* [DO THIS] Gather every line from the entries below that includes "Mullsjö".

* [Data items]
--- Start ---

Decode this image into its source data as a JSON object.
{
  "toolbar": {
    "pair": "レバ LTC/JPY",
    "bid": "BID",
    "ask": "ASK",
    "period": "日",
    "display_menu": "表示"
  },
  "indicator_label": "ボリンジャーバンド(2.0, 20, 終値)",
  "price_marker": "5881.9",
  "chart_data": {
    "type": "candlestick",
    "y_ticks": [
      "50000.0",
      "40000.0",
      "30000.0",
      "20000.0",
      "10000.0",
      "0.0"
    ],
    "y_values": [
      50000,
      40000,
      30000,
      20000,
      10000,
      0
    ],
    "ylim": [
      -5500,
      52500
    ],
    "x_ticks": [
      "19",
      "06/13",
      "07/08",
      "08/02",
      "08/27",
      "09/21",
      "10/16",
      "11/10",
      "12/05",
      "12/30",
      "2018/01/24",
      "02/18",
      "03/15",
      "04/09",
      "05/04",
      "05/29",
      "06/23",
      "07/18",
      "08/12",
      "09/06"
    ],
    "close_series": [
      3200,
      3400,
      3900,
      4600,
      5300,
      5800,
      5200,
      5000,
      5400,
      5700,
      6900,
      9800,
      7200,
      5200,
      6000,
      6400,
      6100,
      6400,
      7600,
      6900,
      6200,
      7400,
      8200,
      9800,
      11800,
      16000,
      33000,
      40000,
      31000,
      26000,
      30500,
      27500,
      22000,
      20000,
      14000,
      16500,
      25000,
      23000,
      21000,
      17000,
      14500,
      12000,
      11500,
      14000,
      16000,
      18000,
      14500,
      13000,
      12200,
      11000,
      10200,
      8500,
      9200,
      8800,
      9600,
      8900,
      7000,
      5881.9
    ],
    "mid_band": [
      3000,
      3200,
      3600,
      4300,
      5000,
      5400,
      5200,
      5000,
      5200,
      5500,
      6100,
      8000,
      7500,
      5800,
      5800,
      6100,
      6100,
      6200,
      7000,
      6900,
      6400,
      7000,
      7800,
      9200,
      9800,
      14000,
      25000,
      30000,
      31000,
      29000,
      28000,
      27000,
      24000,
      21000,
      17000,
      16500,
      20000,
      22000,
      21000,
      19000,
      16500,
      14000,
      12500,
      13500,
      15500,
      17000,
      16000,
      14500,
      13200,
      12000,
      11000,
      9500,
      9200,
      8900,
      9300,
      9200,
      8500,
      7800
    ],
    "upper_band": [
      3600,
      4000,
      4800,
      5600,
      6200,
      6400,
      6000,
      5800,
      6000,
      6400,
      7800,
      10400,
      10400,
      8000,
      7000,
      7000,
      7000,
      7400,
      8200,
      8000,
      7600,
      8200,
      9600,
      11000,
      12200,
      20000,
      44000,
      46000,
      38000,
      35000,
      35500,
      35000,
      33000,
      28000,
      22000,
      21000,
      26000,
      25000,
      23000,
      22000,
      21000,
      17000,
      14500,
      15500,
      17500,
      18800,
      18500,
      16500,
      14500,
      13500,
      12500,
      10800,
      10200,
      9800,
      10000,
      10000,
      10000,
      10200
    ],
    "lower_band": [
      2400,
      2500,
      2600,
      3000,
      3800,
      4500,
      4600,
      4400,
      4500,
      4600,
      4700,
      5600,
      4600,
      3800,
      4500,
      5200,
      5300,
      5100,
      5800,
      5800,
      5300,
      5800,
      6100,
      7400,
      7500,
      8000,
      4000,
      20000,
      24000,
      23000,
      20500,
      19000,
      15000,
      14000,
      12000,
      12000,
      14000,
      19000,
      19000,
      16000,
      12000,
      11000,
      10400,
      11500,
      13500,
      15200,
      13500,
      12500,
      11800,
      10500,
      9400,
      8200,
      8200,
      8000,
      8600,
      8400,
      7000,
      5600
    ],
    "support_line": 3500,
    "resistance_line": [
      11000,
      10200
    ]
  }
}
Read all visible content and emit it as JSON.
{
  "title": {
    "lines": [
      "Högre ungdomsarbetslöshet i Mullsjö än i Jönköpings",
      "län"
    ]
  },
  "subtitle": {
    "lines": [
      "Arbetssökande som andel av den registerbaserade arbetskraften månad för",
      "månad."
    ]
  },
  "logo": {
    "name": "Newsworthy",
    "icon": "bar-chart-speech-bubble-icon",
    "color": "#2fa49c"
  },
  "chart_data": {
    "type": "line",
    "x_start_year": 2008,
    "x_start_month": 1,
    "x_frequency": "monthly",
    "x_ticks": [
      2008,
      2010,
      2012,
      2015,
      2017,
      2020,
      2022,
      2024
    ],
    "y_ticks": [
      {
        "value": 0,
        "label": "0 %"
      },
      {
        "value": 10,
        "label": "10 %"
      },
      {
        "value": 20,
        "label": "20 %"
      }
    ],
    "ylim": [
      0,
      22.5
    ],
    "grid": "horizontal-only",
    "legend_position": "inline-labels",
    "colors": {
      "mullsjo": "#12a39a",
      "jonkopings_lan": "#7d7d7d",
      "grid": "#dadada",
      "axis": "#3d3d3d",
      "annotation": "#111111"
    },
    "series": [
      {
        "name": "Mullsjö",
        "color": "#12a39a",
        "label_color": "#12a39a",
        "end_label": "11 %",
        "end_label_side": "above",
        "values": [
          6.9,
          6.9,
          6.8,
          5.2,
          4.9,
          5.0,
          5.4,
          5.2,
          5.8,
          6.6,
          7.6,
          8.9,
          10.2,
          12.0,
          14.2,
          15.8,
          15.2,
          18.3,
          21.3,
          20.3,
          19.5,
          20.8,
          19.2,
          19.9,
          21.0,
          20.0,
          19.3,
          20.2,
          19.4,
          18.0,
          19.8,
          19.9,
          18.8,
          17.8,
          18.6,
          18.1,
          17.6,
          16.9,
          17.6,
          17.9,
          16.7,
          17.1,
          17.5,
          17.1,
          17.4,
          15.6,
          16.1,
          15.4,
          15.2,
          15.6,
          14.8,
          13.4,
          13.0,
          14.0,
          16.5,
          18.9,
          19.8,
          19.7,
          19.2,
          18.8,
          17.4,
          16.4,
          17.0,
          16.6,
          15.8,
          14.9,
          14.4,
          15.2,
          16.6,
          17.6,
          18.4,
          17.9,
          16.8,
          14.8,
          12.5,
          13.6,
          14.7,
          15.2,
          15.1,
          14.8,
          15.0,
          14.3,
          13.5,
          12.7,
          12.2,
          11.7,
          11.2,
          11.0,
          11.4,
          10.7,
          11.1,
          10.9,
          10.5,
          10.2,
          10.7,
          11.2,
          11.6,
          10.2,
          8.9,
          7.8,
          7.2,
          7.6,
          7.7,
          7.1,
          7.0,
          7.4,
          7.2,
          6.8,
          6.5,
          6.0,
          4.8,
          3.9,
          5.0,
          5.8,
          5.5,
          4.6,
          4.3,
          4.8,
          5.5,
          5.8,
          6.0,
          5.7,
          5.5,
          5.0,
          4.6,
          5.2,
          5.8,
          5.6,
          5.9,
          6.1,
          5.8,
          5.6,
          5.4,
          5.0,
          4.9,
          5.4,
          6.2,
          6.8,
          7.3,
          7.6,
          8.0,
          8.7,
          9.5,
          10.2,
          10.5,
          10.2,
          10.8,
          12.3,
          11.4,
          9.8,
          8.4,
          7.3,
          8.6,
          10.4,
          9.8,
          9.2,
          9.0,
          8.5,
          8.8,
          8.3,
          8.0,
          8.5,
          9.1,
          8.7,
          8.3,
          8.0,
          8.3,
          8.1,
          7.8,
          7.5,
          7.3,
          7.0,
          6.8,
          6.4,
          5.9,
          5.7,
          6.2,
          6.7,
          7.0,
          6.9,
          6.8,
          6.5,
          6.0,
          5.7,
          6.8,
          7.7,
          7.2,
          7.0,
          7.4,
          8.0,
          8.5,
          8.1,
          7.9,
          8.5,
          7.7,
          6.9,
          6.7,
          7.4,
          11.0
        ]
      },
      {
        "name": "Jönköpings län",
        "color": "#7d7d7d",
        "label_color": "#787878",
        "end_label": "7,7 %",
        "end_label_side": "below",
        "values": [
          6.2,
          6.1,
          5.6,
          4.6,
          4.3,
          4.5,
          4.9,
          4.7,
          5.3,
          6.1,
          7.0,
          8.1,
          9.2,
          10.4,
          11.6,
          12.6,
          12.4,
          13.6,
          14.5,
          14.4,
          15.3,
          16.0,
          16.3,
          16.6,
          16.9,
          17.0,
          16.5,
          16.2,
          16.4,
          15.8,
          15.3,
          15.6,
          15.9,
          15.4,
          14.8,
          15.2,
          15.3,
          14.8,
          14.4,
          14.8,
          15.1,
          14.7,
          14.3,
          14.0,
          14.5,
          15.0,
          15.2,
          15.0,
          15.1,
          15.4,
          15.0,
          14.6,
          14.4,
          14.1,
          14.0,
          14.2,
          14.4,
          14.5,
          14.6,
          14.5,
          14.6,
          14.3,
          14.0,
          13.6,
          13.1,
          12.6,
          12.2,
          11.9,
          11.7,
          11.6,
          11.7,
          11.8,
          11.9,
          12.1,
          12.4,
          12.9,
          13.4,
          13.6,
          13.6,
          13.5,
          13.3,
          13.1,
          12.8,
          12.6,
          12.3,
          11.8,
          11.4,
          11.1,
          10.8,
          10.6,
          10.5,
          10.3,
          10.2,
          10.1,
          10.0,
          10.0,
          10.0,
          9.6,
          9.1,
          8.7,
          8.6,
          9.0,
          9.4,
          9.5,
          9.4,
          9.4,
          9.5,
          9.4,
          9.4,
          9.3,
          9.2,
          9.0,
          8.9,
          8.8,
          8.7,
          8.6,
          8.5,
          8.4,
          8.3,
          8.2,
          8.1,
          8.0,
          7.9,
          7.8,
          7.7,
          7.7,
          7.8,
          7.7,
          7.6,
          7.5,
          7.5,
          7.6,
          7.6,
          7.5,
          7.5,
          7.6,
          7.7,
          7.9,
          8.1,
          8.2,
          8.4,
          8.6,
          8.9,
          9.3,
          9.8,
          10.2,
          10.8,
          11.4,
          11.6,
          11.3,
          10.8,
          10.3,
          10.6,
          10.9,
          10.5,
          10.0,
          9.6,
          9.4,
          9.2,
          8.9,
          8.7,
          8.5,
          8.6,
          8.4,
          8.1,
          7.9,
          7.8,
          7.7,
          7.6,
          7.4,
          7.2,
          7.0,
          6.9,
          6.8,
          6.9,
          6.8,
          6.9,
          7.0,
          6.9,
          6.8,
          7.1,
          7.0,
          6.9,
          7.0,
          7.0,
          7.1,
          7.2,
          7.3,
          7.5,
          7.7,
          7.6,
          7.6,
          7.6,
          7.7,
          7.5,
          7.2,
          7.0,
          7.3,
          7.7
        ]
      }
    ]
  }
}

--- End ---

* [EXERCISE SOLUTION]
      "Högre ungdomsarbetslöshet i Mullsjö än i Jönköpings",
        "name": "Mullsjö",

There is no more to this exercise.